Requirements: Look through the listing for the word "Disable". Copy each line that has it.

Provided material:

## Begin

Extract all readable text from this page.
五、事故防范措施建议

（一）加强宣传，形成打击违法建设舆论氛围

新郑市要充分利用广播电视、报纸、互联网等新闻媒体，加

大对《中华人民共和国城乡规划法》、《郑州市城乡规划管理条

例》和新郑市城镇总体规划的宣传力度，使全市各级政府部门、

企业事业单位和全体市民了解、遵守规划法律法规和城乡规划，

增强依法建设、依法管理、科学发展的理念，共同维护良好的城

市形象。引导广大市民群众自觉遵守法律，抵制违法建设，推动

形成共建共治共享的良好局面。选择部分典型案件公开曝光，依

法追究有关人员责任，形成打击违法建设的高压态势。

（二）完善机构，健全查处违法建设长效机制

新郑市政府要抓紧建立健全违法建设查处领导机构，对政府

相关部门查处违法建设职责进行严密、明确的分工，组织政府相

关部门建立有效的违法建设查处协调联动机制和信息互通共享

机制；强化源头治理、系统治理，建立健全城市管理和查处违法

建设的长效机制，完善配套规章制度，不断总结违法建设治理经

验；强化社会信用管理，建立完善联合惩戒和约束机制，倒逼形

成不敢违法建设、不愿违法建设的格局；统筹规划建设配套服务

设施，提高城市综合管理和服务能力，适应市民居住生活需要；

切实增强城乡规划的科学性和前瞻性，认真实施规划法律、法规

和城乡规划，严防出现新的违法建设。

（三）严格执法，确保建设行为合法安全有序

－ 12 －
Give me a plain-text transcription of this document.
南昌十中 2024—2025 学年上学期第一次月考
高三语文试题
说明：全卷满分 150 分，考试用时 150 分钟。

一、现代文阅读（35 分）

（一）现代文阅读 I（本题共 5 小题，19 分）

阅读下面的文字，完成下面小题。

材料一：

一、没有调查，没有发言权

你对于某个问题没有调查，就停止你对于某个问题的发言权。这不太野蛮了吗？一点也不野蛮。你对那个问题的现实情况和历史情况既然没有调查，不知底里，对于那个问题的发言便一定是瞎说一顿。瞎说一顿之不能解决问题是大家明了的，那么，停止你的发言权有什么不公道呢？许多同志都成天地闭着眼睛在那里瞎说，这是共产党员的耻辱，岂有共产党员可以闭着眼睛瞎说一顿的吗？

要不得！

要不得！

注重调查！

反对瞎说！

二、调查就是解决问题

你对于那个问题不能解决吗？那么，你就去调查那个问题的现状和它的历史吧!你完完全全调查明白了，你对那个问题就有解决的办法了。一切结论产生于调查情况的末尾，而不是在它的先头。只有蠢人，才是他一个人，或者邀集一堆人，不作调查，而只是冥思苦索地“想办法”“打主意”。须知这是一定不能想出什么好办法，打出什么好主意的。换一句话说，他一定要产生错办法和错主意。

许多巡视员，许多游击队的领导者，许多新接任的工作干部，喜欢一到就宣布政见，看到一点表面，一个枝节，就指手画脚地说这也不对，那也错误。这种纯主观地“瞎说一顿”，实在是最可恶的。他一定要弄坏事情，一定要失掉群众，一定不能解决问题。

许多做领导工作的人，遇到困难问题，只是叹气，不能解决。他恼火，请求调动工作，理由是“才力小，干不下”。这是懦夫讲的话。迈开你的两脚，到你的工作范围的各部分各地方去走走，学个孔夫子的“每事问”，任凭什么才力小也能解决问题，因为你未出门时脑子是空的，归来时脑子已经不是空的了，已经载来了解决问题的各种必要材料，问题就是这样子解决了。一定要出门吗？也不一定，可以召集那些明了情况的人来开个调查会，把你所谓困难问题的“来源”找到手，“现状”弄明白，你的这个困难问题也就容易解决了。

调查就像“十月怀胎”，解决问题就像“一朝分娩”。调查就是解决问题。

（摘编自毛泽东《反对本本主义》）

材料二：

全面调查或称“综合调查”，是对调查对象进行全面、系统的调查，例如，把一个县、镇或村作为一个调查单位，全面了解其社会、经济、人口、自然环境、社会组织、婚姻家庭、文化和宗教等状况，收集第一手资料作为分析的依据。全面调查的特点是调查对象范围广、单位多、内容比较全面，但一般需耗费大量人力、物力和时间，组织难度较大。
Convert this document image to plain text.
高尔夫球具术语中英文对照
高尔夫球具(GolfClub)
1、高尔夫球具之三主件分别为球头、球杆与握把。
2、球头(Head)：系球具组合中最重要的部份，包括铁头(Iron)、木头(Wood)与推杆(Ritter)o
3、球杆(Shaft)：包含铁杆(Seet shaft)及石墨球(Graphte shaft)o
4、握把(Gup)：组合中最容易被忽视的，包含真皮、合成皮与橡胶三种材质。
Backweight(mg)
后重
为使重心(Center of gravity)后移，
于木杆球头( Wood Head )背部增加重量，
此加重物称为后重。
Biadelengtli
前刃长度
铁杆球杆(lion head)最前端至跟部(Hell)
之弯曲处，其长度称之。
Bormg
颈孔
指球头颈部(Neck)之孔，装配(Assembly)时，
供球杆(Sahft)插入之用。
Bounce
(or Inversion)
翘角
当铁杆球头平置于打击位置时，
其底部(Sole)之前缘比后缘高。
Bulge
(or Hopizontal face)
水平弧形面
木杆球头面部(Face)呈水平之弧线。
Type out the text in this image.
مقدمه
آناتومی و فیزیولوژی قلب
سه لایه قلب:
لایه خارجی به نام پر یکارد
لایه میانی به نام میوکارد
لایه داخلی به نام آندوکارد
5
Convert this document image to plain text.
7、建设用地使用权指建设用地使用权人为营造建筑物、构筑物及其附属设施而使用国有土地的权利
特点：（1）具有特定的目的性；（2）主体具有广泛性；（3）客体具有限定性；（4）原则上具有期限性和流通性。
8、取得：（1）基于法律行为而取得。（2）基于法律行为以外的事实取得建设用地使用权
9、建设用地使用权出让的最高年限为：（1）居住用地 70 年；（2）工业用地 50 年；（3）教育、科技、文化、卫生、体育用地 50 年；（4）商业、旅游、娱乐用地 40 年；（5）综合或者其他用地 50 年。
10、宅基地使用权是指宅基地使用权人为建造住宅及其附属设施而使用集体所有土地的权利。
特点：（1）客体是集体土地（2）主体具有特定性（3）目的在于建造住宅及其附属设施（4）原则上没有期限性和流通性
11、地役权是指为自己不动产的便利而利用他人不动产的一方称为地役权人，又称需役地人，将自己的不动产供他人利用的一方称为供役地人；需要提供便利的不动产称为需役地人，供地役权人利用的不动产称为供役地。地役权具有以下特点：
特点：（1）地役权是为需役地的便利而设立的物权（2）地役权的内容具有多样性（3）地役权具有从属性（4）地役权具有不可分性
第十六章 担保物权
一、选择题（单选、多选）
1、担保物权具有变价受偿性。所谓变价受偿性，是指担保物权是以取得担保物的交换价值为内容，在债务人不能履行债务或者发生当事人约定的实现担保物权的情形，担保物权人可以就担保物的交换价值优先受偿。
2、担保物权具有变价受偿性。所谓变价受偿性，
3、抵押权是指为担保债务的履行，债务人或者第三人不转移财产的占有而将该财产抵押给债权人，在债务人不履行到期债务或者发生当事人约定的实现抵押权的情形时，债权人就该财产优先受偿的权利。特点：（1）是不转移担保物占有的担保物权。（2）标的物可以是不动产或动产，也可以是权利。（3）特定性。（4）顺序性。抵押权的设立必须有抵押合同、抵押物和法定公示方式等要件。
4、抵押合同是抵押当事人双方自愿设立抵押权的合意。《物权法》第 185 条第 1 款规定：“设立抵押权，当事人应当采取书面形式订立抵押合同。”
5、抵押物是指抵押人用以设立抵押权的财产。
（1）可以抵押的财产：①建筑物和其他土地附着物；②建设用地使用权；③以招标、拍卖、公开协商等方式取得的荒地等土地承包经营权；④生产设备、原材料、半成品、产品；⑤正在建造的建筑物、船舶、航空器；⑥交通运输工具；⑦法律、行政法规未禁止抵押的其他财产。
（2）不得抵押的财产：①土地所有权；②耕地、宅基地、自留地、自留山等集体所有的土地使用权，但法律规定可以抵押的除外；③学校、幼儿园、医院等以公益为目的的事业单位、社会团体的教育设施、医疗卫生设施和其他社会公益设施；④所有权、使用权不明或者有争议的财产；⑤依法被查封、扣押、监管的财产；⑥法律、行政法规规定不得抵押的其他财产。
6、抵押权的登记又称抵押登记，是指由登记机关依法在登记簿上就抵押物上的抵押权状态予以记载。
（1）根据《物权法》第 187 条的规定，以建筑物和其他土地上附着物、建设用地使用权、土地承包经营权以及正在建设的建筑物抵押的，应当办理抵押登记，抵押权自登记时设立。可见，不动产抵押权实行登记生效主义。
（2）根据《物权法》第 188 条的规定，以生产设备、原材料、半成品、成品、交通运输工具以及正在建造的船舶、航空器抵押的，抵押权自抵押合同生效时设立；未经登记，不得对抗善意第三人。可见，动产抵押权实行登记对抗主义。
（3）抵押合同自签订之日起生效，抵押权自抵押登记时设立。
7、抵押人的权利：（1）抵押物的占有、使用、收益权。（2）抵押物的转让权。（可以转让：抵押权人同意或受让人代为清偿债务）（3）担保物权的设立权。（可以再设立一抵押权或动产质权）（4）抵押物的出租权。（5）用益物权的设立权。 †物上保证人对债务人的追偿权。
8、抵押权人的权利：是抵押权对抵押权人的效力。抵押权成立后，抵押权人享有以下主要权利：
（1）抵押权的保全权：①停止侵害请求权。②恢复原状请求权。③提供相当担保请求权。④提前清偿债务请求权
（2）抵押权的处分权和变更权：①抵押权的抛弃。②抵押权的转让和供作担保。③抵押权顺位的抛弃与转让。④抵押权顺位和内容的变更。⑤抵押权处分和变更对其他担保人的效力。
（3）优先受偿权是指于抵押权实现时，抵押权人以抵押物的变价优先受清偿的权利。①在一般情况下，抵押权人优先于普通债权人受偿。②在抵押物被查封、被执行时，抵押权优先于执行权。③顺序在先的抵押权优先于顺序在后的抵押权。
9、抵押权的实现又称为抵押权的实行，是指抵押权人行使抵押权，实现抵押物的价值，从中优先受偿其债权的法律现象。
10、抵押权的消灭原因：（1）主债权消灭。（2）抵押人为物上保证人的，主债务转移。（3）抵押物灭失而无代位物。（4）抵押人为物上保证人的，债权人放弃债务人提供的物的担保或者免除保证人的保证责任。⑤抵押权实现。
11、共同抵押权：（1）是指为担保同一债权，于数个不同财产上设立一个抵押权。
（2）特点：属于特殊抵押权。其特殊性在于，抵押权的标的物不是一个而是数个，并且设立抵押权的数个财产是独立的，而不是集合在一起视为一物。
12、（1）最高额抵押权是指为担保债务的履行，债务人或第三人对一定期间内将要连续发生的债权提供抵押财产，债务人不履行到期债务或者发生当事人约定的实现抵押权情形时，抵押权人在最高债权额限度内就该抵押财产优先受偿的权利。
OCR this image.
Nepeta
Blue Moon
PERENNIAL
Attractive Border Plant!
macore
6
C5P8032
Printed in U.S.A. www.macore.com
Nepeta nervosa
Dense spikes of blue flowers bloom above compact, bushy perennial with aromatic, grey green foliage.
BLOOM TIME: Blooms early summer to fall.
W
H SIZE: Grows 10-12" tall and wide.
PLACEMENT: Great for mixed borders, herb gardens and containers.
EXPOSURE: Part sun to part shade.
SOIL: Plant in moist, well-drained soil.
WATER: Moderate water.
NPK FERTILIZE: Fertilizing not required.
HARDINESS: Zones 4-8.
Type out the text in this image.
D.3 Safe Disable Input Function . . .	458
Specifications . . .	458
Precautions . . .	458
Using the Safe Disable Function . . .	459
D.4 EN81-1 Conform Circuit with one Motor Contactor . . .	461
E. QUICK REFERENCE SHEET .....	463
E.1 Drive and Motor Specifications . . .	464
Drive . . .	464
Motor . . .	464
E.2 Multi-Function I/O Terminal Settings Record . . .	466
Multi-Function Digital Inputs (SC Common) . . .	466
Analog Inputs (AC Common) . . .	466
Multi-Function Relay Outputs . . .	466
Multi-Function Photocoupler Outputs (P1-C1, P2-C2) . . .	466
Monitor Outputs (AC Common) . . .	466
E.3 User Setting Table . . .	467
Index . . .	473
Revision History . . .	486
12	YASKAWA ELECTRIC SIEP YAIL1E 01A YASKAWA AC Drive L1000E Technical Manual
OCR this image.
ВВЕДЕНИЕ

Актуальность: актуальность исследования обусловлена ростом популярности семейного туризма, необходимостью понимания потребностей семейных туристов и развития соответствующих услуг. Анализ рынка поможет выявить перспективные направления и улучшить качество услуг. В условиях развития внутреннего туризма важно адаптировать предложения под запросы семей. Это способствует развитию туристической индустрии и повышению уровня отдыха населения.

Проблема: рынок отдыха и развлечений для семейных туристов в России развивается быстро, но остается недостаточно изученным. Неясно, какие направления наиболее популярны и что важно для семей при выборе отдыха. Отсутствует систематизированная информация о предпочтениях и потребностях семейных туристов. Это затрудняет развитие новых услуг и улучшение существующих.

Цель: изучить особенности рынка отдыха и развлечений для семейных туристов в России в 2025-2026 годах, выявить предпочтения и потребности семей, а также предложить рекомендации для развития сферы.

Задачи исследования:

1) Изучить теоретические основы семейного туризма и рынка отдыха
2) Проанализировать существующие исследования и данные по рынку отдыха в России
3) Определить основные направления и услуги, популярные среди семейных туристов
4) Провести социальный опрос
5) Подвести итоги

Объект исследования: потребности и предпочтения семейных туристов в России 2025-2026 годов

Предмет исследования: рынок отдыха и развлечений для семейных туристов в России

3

## End

Written response:
D.3 Safe Disable Input Function . . .	458
Using the Safe Disable Function . . .	459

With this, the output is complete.